● Stated problem: Your task is to restate the data word for word.

● Input records:

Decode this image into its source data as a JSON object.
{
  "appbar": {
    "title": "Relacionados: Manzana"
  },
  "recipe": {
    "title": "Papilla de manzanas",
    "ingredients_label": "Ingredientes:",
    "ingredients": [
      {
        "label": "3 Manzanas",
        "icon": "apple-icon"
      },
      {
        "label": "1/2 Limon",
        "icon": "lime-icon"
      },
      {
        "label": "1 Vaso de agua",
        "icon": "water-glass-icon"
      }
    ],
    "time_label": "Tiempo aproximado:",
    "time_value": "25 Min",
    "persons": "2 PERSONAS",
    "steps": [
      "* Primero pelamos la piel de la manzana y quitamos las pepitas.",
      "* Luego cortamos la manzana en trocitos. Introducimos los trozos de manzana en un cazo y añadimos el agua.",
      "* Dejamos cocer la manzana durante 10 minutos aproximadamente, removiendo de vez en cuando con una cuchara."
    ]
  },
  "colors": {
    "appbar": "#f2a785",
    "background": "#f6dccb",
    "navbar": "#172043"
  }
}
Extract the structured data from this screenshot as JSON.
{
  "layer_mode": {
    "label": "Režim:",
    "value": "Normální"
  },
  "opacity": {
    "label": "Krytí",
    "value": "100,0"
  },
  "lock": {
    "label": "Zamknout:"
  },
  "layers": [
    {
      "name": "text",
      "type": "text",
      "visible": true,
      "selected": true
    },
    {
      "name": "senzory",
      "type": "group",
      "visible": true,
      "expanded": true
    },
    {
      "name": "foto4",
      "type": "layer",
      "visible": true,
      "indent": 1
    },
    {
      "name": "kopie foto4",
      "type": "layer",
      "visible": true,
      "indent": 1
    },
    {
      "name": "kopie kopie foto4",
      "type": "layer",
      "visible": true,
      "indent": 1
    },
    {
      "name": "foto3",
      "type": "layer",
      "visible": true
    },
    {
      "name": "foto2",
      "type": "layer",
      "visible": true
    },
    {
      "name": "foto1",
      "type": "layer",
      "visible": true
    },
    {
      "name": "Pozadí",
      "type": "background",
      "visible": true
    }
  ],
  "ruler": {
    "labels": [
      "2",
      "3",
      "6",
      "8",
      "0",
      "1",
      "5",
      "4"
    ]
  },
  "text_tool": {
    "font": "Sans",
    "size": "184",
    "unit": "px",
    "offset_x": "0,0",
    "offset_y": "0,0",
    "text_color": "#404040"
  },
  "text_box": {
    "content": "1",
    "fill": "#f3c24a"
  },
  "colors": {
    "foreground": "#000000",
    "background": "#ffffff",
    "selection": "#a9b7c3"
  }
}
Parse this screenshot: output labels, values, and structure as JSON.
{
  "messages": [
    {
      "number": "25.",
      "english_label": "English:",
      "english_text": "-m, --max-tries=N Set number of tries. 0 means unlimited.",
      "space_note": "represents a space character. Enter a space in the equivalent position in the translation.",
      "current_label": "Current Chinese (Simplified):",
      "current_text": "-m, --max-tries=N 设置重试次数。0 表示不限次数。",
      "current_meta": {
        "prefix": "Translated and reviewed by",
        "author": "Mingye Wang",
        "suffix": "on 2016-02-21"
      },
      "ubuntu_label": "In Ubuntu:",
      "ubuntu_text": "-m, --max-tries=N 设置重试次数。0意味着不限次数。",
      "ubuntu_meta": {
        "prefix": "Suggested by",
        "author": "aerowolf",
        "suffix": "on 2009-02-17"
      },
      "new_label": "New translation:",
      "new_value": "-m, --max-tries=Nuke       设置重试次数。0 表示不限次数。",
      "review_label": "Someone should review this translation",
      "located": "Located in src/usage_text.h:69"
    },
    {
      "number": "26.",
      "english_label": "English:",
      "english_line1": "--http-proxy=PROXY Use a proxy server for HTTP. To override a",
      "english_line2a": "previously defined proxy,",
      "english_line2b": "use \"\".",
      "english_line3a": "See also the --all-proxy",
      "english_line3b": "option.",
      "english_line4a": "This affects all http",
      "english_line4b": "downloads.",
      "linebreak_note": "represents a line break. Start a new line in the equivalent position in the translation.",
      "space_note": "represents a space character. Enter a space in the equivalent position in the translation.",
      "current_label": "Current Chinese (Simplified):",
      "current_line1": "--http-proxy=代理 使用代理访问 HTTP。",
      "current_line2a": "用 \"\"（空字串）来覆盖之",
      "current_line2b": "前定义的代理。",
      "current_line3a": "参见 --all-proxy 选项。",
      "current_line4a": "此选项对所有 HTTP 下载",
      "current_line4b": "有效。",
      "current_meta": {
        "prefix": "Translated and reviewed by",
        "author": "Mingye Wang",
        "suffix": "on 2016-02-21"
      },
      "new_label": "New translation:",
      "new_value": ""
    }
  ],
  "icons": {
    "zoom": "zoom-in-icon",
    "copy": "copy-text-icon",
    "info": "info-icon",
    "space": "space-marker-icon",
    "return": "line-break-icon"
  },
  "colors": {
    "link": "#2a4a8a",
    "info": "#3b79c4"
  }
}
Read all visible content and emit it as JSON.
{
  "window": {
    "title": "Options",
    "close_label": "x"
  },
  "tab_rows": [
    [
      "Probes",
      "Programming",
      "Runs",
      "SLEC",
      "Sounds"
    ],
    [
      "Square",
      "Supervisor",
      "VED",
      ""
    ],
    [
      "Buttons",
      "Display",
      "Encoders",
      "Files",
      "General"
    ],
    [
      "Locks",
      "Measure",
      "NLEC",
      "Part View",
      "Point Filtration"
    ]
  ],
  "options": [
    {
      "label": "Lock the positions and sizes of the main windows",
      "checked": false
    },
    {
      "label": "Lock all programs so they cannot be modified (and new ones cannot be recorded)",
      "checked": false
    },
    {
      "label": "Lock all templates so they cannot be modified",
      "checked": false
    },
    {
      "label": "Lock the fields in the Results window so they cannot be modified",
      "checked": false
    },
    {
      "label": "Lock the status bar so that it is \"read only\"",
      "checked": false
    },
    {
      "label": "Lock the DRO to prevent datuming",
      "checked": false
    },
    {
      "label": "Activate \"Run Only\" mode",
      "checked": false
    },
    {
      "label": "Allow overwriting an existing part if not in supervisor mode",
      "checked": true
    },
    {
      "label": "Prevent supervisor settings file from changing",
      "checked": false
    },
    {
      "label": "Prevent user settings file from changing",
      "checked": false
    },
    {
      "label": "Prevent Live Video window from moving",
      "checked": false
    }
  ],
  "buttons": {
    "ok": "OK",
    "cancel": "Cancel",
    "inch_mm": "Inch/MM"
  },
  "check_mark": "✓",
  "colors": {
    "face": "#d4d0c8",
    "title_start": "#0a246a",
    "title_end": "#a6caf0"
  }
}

● Finished task:
Decode this image into its source data as a JSON object.
{
  "appbar": {
    "title": "Relacionados: Manzana"
  },
  "recipe": {
    "title": "Papilla de manzanas",
    "ingredients_label": "Ingredientes:",
    "ingredients": [
      {
        "label": "3 Manzanas",
        "icon": "apple-icon"
      },
      {
        "label": "1/2 Limon",
        "icon": "lime-icon"
      },
      {
        "label": "1 Vaso de agua",
        "icon": "water-glass-icon"
      }
    ],
    "time_label": "Tiempo aproximado:",
    "time_value": "25 Min",
    "persons": "2 PERSONAS",
    "steps": [
      "* Primero pelamos la piel de la manzana y quitamos las pepitas.",
      "* Luego cortamos la manzana en trocitos. Introducimos los trozos de manzana en un cazo y añadimos el agua.",
      "* Dejamos cocer la manzana durante 10 minutos aproximadamente, removiendo de vez en cuando con una cuchara."
    ]
  },
  "colors": {
    "appbar": "#f2a785",
    "background": "#f6dccb",
    "navbar": "#172043"
  }
}
Extract the structured data from this screenshot as JSON.
{
  "layer_mode": {
    "label": "Režim:",
    "value": "Normální"
  },
  "opacity": {
    "label": "Krytí",
    "value": "100,0"
  },
  "lock": {
    "label": "Zamknout:"
  },
  "layers": [
    {
      "name": "text",
      "type": "text",
      "visible": true,
      "selected": true
    },
    {
      "name": "senzory",
      "type": "group",
      "visible": true,
      "expanded": true
    },
    {
      "name": "foto4",
      "type": "layer",
      "visible": true,
      "indent": 1
    },
    {
      "name": "kopie foto4",
      "type": "layer",
      "visible": true,
      "indent": 1
    },
    {
      "name": "kopie kopie foto4",
      "type": "layer",
      "visible": true,
      "indent": 1
    },
    {
      "name": "foto3",
      "type": "layer",
      "visible": true
    },
    {
      "name": "foto2",
      "type": "layer",
      "visible": true
    },
    {
      "name": "foto1",
      "type": "layer",
      "visible": true
    },
    {
      "name": "Pozadí",
      "type": "background",
      "visible": true
    }
  ],
  "ruler": {
    "labels": [
      "2",
      "3",
      "6",
      "8",
      "0",
      "1",
      "5",
      "4"
    ]
  },
  "text_tool": {
    "font": "Sans",
    "size": "184",
    "unit": "px",
    "offset_x": "0,0",
    "offset_y": "0,0",
    "text_color": "#404040"
  },
  "text_box": {
    "content": "1",
    "fill": "#f3c24a"
  },
  "colors": {
    "foreground": "#000000",
    "background": "#ffffff",
    "selection": "#a9b7c3"
  }
}
Parse this screenshot: output labels, values, and structure as JSON.
{
  "messages": [
    {
      "number": "25.",
      "english_label": "English:",
      "english_text": "-m, --max-tries=N Set number of tries. 0 means unlimited.",
      "space_note": "represents a space character. Enter a space in the equivalent position in the translation.",
      "current_label": "Current Chinese (Simplified):",
      "current_text": "-m, --max-tries=N 设置重试次数。0 表示不限次数。",
      "current_meta": {
        "prefix": "Translated and reviewed by",
        "author": "Mingye Wang",
        "suffix": "on 2016-02-21"
      },
      "ubuntu_label": "In Ubuntu:",
      "ubuntu_text": "-m, --max-tries=N 设置重试次数。0意味着不限次数。",
      "ubuntu_meta": {
        "prefix": "Suggested by",
        "author": "aerowolf",
        "suffix": "on 2009-02-17"
      },
      "new_label": "New translation:",
      "new_value": "-m, --max-tries=Nuke       设置重试次数。0 表示不限次数。",
      "review_label": "Someone should review this translation",
      "located": "Located in src/usage_text.h:69"
    },
    {
      "number": "26.",
      "english_label": "English:",
      "english_line1": "--http-proxy=PROXY Use a proxy server for HTTP. To override a",
      "english_line2a": "previously defined proxy,",
      "english_line2b": "use \"\".",
      "english_line3a": "See also the --all-proxy",
      "english_line3b": "option.",
      "english_line4a": "This affects all http",
      "english_line4b": "downloads.",
      "linebreak_note": "represents a line break. Start a new line in the equivalent position in the translation.",
      "space_note": "represents a space character. Enter a space in the equivalent position in the translation.",
      "current_label": "Current Chinese (Simplified):",
      "current_line1": "--http-proxy=代理 使用代理访问 HTTP。",
      "current_line2a": "用 \"\"（空字串）来覆盖之",
      "current_line2b": "前定义的代理。",
      "current_line3a": "参见 --all-proxy 选项。",
      "current_line4a": "此选项对所有 HTTP 下载",
      "current_line4b": "有效。",
      "current_meta": {
        "prefix": "Translated and reviewed by",
        "author": "Mingye Wang",
        "suffix": "on 2016-02-21"
      },
      "new_label": "New translation:",
      "new_value": ""
    }
  ],
  "icons": {
    "zoom": "zoom-in-icon",
    "copy": "copy-text-icon",
    "info": "info-icon",
    "space": "space-marker-icon",
    "return": "line-break-icon"
  },
  "colors": {
    "link": "#2a4a8a",
    "info": "#3b79c4"
  }
}
Read all visible content and emit it as JSON.
{
  "window": {
    "title": "Options",
    "close_label": "x"
  },
  "tab_rows": [
    [
      "Probes",
      "Programming",
      "Runs",
      "SLEC",
      "Sounds"
    ],
    [
      "Square",
      "Supervisor",
      "VED",
      ""
    ],
    [
      "Buttons",
      "Display",
      "Encoders",
      "Files",
      "General"
    ],
    [
      "Locks",
      "Measure",
      "NLEC",
      "Part View",
      "Point Filtration"
    ]
  ],
  "options": [
    {
      "label": "Lock the positions and sizes of the main windows",
      "checked": false
    },
    {
      "label": "Lock all programs so they cannot be modified (and new ones cannot be recorded)",
      "checked": false
    },
    {
      "label": "Lock all templates so they cannot be modified",
      "checked": false
    },
    {
      "label": "Lock the fields in the Results window so they cannot be modified",
      "checked": false
    },
    {
      "label": "Lock the status bar so that it is \"read only\"",
      "checked": false
    },
    {
      "label": "Lock the DRO to prevent datuming",
      "checked": false
    },
    {
      "label": "Activate \"Run Only\" mode",
      "checked": false
    },
    {
      "label": "Allow overwriting an existing part if not in supervisor mode",
      "checked": true
    },
    {
      "label": "Prevent supervisor settings file from changing",
      "checked": false
    },
    {
      "label": "Prevent user settings file from changing",
      "checked": false
    },
    {
      "label": "Prevent Live Video window from moving",
      "checked": false
    }
  ],
  "buttons": {
    "ok": "OK",
    "cancel": "Cancel",
    "inch_mm": "Inch/MM"
  },
  "check_mark": "✓",
  "colors": {
    "face": "#d4d0c8",
    "title_start": "#0a246a",
    "title_end": "#a6caf0"
  }
}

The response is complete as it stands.